Collected data:
....

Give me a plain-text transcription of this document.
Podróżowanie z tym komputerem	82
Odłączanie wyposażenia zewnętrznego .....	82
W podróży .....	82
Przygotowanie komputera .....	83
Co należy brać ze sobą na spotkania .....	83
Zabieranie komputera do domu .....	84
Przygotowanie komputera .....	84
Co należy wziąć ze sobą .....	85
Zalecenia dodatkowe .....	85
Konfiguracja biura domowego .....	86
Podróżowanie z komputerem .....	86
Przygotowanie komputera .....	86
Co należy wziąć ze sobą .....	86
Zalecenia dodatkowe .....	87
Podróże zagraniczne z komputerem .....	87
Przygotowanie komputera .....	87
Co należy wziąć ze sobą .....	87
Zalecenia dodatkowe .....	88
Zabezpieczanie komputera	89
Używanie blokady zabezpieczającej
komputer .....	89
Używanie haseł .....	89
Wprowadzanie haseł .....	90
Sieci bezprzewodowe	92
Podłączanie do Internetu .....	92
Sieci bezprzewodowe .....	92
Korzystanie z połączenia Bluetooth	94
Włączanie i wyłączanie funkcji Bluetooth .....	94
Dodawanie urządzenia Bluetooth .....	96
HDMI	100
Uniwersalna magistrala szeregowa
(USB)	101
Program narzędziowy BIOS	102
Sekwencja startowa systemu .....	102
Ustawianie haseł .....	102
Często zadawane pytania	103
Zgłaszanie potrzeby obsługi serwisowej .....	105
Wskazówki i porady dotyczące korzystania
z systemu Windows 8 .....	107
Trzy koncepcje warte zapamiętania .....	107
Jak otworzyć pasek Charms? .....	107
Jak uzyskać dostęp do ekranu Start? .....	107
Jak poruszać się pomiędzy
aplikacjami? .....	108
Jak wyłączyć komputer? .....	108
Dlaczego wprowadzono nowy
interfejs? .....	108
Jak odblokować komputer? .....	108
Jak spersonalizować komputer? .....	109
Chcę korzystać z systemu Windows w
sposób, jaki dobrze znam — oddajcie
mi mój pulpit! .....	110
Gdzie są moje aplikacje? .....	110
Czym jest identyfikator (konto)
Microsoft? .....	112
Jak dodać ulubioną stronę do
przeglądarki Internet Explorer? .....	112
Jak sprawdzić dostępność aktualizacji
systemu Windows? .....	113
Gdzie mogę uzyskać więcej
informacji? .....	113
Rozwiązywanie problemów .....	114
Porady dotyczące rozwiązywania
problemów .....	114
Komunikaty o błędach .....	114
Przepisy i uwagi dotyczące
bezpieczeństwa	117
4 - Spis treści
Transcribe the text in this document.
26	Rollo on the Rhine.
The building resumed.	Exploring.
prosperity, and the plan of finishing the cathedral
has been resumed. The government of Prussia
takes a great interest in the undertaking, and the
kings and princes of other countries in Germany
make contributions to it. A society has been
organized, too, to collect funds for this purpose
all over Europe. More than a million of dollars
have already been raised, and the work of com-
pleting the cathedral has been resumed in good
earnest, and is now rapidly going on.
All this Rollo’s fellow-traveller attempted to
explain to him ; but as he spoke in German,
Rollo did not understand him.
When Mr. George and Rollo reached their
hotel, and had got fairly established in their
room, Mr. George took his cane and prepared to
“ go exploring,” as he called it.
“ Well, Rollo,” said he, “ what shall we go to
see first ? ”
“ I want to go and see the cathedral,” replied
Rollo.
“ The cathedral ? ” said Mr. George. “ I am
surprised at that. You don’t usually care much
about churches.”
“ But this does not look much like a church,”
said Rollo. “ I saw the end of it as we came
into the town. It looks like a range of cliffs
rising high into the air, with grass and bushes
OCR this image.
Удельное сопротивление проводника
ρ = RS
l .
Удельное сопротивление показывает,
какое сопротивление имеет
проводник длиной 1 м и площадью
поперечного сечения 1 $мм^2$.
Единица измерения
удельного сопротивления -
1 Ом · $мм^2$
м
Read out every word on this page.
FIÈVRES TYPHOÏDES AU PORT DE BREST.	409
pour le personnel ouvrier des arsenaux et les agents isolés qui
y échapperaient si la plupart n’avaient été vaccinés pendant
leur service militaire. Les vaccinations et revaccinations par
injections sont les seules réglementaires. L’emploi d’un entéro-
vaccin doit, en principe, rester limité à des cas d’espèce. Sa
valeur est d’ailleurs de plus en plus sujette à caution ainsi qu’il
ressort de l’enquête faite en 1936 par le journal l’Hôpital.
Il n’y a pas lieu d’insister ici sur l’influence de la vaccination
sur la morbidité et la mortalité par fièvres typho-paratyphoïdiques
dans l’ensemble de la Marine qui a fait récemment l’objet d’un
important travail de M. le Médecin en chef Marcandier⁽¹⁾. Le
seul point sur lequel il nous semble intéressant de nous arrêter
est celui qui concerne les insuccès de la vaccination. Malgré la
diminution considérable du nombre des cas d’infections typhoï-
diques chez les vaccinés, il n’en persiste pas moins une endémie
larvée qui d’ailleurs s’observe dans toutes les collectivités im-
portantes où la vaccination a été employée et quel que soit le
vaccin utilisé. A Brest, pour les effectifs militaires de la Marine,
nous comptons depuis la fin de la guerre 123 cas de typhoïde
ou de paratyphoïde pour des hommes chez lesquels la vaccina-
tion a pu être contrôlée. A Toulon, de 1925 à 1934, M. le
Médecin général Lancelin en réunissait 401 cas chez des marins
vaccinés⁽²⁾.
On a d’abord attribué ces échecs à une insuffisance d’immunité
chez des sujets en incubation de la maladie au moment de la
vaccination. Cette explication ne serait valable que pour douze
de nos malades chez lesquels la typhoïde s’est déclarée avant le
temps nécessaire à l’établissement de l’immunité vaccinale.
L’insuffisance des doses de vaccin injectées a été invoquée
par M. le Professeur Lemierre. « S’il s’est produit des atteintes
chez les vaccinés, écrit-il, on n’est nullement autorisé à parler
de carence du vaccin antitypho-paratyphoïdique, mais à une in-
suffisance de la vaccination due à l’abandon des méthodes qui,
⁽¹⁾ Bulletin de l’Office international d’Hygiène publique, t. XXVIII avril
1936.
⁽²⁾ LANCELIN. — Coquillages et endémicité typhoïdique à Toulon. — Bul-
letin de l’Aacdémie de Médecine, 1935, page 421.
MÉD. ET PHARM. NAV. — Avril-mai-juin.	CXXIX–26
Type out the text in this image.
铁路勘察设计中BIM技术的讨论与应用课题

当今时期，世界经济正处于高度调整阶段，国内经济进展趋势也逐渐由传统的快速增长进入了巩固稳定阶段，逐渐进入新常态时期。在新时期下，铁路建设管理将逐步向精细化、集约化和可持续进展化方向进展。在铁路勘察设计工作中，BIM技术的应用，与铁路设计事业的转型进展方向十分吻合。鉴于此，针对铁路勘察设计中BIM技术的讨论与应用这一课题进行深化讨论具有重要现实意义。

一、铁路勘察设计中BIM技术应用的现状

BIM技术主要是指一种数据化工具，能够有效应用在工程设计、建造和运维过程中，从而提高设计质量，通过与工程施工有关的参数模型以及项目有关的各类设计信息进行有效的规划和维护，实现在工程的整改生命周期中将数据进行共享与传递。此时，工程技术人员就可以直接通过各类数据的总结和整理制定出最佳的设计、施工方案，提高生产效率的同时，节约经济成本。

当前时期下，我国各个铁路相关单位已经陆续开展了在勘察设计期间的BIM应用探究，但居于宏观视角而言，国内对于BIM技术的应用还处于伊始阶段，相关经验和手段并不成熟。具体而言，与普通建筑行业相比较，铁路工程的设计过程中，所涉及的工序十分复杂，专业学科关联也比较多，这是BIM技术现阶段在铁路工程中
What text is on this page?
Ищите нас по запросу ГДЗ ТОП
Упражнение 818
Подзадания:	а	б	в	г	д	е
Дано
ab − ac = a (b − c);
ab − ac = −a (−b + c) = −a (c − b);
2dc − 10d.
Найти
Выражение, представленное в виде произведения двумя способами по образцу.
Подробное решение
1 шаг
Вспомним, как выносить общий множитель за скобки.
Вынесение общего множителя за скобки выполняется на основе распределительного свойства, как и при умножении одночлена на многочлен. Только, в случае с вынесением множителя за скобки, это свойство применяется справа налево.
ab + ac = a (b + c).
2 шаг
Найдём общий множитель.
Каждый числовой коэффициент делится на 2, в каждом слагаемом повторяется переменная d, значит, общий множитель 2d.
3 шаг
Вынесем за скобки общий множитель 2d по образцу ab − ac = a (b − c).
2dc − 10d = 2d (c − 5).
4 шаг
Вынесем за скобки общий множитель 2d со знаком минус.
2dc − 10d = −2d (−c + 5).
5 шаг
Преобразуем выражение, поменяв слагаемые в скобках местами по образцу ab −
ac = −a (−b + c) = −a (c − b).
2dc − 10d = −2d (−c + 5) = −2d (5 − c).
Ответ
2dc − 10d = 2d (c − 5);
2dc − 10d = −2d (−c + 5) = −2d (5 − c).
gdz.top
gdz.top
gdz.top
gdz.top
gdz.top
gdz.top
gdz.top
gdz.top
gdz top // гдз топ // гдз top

....

◆ **EXERCISE**: Give only the number of lines in the entries above that contain the string "Bluetooth".

◆ **THE REPLY**: 3